++++ Data shown ++++

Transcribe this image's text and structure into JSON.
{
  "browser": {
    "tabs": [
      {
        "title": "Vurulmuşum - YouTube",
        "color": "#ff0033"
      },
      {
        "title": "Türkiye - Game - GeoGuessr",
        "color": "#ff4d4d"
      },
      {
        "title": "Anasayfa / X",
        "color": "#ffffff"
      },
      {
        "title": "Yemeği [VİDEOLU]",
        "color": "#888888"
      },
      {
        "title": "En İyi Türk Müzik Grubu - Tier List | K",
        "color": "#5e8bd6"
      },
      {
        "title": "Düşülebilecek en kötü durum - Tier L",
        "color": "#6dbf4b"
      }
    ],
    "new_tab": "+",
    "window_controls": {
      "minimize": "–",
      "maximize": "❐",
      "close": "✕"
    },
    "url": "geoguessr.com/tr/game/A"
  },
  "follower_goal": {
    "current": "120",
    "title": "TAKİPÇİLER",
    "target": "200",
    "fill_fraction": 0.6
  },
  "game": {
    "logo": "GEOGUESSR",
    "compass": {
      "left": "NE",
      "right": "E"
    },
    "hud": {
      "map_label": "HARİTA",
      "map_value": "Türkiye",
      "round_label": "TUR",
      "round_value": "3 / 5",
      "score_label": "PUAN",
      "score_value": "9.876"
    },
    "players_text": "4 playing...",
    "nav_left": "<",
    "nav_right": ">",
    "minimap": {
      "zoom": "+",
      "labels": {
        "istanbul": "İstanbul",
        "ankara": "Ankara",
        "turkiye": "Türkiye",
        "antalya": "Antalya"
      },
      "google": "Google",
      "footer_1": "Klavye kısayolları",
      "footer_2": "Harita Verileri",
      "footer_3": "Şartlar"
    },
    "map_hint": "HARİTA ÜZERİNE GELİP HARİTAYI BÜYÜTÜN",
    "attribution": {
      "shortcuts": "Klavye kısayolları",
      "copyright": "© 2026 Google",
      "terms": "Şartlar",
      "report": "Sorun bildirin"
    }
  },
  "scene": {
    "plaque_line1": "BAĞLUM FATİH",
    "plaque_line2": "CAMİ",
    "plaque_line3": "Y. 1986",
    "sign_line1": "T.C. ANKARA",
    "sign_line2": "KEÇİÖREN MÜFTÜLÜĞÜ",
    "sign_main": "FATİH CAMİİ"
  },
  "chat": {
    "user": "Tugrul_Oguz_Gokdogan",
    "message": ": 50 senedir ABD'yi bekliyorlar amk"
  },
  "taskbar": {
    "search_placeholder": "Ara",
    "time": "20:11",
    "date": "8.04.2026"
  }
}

++++

== Task directions ==
Copy each line of the records that contains the word "color".

== Expected answer ==
        "color": "#ff0033"
        "color": "#ff4d4d"
        "color": "#ffffff"
        "color": "#888888"
        "color": "#5e8bd6"
        "color": "#6dbf4b"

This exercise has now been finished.